- _What you should do_:
Lines holding the string "εἶναι" are the ones to copy; find them all in the data.

- _Saved data entries_:
## start

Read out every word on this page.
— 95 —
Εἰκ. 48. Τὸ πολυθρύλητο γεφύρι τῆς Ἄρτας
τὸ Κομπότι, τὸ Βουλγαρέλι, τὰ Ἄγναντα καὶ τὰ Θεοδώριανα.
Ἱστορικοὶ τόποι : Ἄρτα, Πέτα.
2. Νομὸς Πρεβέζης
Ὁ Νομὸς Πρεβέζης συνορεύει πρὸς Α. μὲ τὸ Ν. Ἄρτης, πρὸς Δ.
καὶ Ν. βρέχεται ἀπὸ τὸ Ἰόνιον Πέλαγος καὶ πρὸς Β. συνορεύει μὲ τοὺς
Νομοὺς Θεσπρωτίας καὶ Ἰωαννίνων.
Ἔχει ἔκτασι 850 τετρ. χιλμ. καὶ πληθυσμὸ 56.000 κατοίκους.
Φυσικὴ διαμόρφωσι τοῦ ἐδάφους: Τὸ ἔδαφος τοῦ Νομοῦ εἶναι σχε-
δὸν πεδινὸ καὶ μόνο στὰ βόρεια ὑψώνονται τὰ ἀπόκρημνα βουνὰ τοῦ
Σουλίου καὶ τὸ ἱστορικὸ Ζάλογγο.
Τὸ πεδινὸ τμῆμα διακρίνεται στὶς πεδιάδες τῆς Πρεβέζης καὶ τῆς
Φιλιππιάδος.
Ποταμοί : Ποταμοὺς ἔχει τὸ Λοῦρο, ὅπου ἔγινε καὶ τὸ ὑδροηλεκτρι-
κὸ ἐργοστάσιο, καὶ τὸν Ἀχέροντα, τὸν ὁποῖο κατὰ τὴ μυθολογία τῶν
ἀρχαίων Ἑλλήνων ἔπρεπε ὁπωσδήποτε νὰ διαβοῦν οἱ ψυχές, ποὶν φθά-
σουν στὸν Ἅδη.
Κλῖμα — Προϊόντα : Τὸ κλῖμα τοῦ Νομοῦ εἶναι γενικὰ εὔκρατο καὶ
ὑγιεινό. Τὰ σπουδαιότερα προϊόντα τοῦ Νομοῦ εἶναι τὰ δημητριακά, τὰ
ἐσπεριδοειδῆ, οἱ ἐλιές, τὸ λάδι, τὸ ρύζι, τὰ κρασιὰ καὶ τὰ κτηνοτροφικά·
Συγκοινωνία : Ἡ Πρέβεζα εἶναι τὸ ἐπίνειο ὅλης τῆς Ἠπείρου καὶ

## end

- _Solution for this problem_:
Φυσικὴ διαμόρφωσι τοῦ ἐδάφους: Τὸ ἔδαφος τοῦ Νομοῦ εἶναι σχε-
Κλῖμα — Προϊόντα : Τὸ κλῖμα τοῦ Νομοῦ εἶναι γενικὰ εὔκρατο καὶ
ὑγιεινό. Τὰ σπουδαιότερα προϊόντα τοῦ Νομοῦ εἶναι τὰ δημητριακά, τὰ
Συγκοινωνία : Ἡ Πρέβεζα εἶναι τὸ ἐπίνειο ὅλης τῆς Ἠπείρου καὶ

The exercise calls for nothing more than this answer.